▶ What you are asked to do: Starting with the line that holds "Enumerate this screenshot's", reproduce each line through the last one of the data, exactly as written. Pictures are not copied.

▶ Chart and figure data:

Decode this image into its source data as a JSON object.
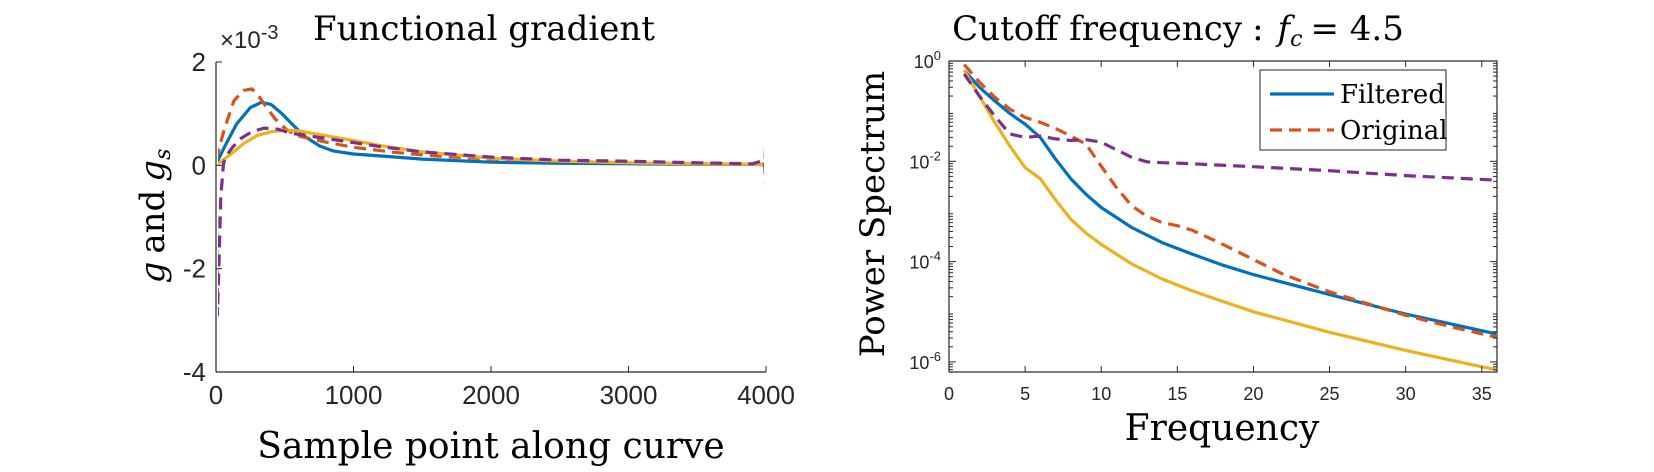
{
  "chart_data": [
    {
      "type": "line",
      "title": "Functional gradient",
      "xlabel": "Sample point along curve",
      "ylabel": "g and g_s",
      "ylabel_parts": {
        "a": "g",
        "and": "and",
        "b": "g",
        "sub": "s"
      },
      "exponent_label": {
        "prefix": "×10",
        "power": "-3"
      },
      "xlim": [
        0,
        4000
      ],
      "ylim": [
        -4,
        2
      ],
      "y_scale_factor": 0.001,
      "xticks": [
        0,
        1000,
        2000,
        3000,
        4000
      ],
      "xtick_labels": [
        "0",
        "1000",
        "2000",
        "3000",
        "4000"
      ],
      "yticks": [
        -4,
        -2,
        0,
        2
      ],
      "ytick_labels": [
        "-4",
        "-2",
        "0",
        "2"
      ],
      "grid": false,
      "series": [
        {
          "color": "#0072BD",
          "style": "solid",
          "x": [
            0,
            60,
            150,
            250,
            330,
            400,
            480,
            560,
            650,
            750,
            850,
            1000,
            1200,
            1500,
            2000,
            2500,
            3000,
            3500,
            3950,
            4000
          ],
          "y": [
            0.02,
            0.35,
            0.8,
            1.12,
            1.22,
            1.18,
            1.0,
            0.78,
            0.55,
            0.38,
            0.28,
            0.22,
            0.18,
            0.12,
            0.06,
            0.04,
            0.03,
            0.02,
            0.02,
            0.02
          ]
        },
        {
          "color": "#D95319",
          "style": "dashed",
          "x": [
            0,
            60,
            130,
            200,
            260,
            300,
            360,
            430,
            500,
            580,
            680,
            800,
            1000,
            1300,
            1600,
            2000,
            2500,
            3000,
            3500,
            3950,
            3990,
            4000,
            4003
          ],
          "y": [
            0.1,
            0.7,
            1.25,
            1.45,
            1.48,
            1.38,
            1.15,
            0.9,
            0.72,
            0.58,
            0.52,
            0.45,
            0.35,
            0.25,
            0.18,
            0.12,
            0.08,
            0.05,
            0.03,
            0.02,
            0.0,
            0.5,
            -0.3
          ]
        },
        {
          "color": "#EDB120",
          "style": "solid",
          "x": [
            0,
            100,
            200,
            300,
            400,
            500,
            600,
            700,
            850,
            1000,
            1200,
            1500,
            2000,
            2500,
            3000,
            3500,
            4000
          ],
          "y": [
            0.0,
            0.2,
            0.42,
            0.58,
            0.65,
            0.68,
            0.67,
            0.62,
            0.55,
            0.48,
            0.38,
            0.26,
            0.14,
            0.08,
            0.05,
            0.03,
            0.02
          ]
        },
        {
          "color": "#7E2F8E",
          "style": "dashed",
          "x": [
            0,
            10,
            20,
            35,
            55,
            80,
            120,
            180,
            260,
            350,
            450,
            550,
            700,
            850,
            1000,
            1200,
            1500,
            2000,
            2500,
            3000,
            3500,
            3900,
            3990,
            4003
          ],
          "y": [
            0.2,
            -2.9,
            -2.0,
            -0.6,
            0.05,
            0.2,
            0.35,
            0.52,
            0.65,
            0.72,
            0.7,
            0.62,
            0.56,
            0.5,
            0.44,
            0.36,
            0.26,
            0.16,
            0.1,
            0.08,
            0.05,
            0.03,
            0.1,
            -0.8
          ]
        }
      ]
    },
    {
      "type": "line",
      "title": "Cutoff frequency",
      "title_math": {
        "sep": ":",
        "sym": "f",
        "sub": "c",
        "eq": "= 4.5"
      },
      "xlabel": "Frequency",
      "ylabel": "Power Spectrum",
      "y_scale": "log",
      "xlim": [
        0,
        36
      ],
      "ylim": [
        6.3e-07,
        1.0
      ],
      "xticks": [
        0,
        5,
        10,
        15,
        20,
        25,
        30,
        35
      ],
      "xtick_labels": [
        "0",
        "5",
        "10",
        "15",
        "20",
        "25",
        "30",
        "35"
      ],
      "yticks": [
        1e-06,
        0.0001,
        0.01,
        1
      ],
      "ytick_labels": [
        [
          "10",
          "-6"
        ],
        [
          "10",
          "-4"
        ],
        [
          "10",
          "-2"
        ],
        [
          "10",
          "0"
        ]
      ],
      "grid": false,
      "legend": {
        "location": "top-right",
        "entries": [
          {
            "label": "Filtered",
            "color": "#0072BD",
            "style": "solid"
          },
          {
            "label": "Original",
            "color": "#D95319",
            "style": "dashed"
          }
        ]
      },
      "series": [
        {
          "name": "Filtered",
          "color": "#0072BD",
          "style": "solid",
          "x": [
            1,
            2,
            3,
            4,
            5,
            6,
            7,
            8,
            9,
            10,
            12,
            14,
            16,
            18,
            20,
            25,
            30,
            35,
            36
          ],
          "y": [
            0.65,
            0.3,
            0.16,
            0.09,
            0.055,
            0.03,
            0.011,
            0.0045,
            0.0022,
            0.0012,
            0.00048,
            0.00024,
            0.00014,
            8.5e-05,
            5.5e-05,
            2.2e-05,
            9e-06,
            4.2e-06,
            3.6e-06
          ]
        },
        {
          "name": "Original",
          "color": "#D95319",
          "style": "dashed",
          "x": [
            1,
            2,
            3,
            4,
            5,
            6,
            7,
            8,
            9,
            10,
            11,
            12,
            13,
            14,
            15,
            16,
            18,
            20,
            22,
            25,
            28,
            30,
            33,
            36
          ],
          "y": [
            0.85,
            0.38,
            0.19,
            0.11,
            0.075,
            0.06,
            0.045,
            0.032,
            0.022,
            0.008,
            0.003,
            0.0013,
            0.0008,
            0.0006,
            0.00052,
            0.00042,
            0.00022,
            0.00011,
            5.5e-05,
            2.5e-05,
            1.3e-05,
            8.5e-06,
            5e-06,
            3.1e-06
          ]
        },
        {
          "color": "#EDB120",
          "style": "solid",
          "x": [
            1,
            2,
            3,
            4,
            5,
            6,
            7,
            8,
            9,
            10,
            12,
            14,
            16,
            18,
            20,
            25,
            30,
            35,
            36
          ],
          "y": [
            0.65,
            0.2,
            0.06,
            0.02,
            0.0075,
            0.0045,
            0.0017,
            0.0007,
            0.00037,
            0.00022,
            9e-05,
            4.5e-05,
            2.6e-05,
            1.6e-05,
            1e-05,
            3.9e-06,
            1.7e-06,
            8e-07,
            7e-07
          ]
        },
        {
          "color": "#7E2F8E",
          "style": "dashed",
          "x": [
            1,
            2,
            3,
            4,
            5,
            6,
            7,
            8,
            9,
            10,
            11,
            12,
            13,
            14,
            15,
            20,
            25,
            30,
            36
          ],
          "y": [
            0.55,
            0.2,
            0.08,
            0.035,
            0.03,
            0.032,
            0.028,
            0.026,
            0.027,
            0.024,
            0.017,
            0.012,
            0.0098,
            0.0094,
            0.0092,
            0.0078,
            0.0065,
            0.0052,
            0.0042
          ]
        }
      ]
    }
  ]
}
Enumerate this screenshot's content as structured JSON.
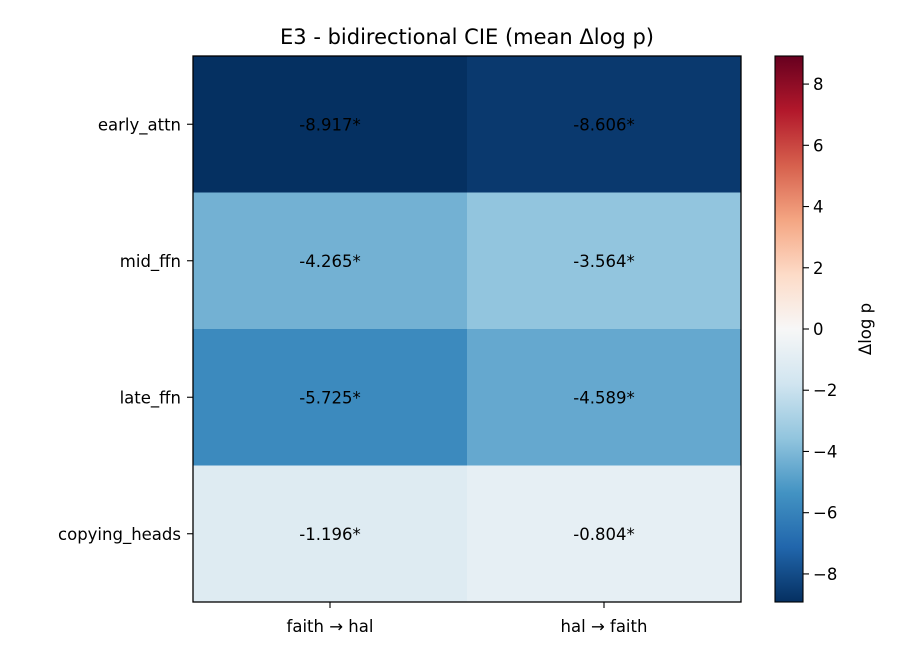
{
  "chart_data": {
    "type": "heatmap",
    "title": "E3 - bidirectional CIE (mean Δlog p)",
    "rows": [
      "early_attn",
      "mid_ffn",
      "late_ffn",
      "copying_heads"
    ],
    "columns": [
      "faith → hal",
      "hal → faith"
    ],
    "values": [
      [
        -8.917,
        -8.606
      ],
      [
        -4.265,
        -3.564
      ],
      [
        -5.725,
        -4.589
      ],
      [
        -1.196,
        -0.804
      ]
    ],
    "cell_labels": [
      [
        "-8.917*",
        "-8.606*"
      ],
      [
        "-4.265*",
        "-3.564*"
      ],
      [
        "-5.725*",
        "-4.589*"
      ],
      [
        "-1.196*",
        "-0.804*"
      ]
    ],
    "colorbar": {
      "label": "Δlog p",
      "range": [
        -8.917,
        8.917
      ],
      "ticks": [
        8,
        6,
        4,
        2,
        0,
        -2,
        -4,
        -6,
        -8
      ],
      "tick_labels": [
        "8",
        "6",
        "4",
        "2",
        "0",
        "−2",
        "−4",
        "−6",
        "−8"
      ],
      "colormap": "RdBu_r",
      "colors": [
        "#053061",
        "#2166ac",
        "#4393c3",
        "#92c5de",
        "#d1e5f0",
        "#f7f7f7",
        "#fddbc7",
        "#f4a582",
        "#d6604d",
        "#b2182b",
        "#67001f"
      ]
    }
  }
}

▶ Complete answer:
Enumerate this screenshot's content as structured JSON.
{
  "chart_data": {
    "type": "heatmap",
    "title": "E3 - bidirectional CIE (mean Δlog p)",
    "rows": [
      "early_attn",
      "mid_ffn",
      "late_ffn",
      "copying_heads"
    ],
    "columns": [
      "faith → hal",
      "hal → faith"
    ],
    "values": [
      [
        -8.917,
        -8.606
      ],
      [
        -4.265,
        -3.564
      ],
      [
        -5.725,
        -4.589
      ],
      [
        -1.196,
        -0.804
      ]
    ],
    "cell_labels": [
      [
        "-8.917*",
        "-8.606*"
      ],
      [
        "-4.265*",
        "-3.564*"
      ],
      [
        "-5.725*",
        "-4.589*"
      ],
      [
        "-1.196*",
        "-0.804*"
      ]
    ],
    "colorbar": {
      "label": "Δlog p",
      "range": [
        -8.917,
        8.917
      ],
      "ticks": [
        8,
        6,
        4,
        2,
        0,
        -2,
        -4,
        -6,
        -8
      ],
      "tick_labels": [
        "8",
        "6",
        "4",
        "2",
        "0",
        "−2",
        "−4",
        "−6",
        "−8"
      ],
      "colormap": "RdBu_r",
      "colors": [
        "#053061",
        "#2166ac",
        "#4393c3",
        "#92c5de",
        "#d1e5f0",
        "#f7f7f7",
        "#fddbc7",
        "#f4a582",
        "#d6604d",
        "#b2182b",
        "#67001f"
      ]
    }
  }
}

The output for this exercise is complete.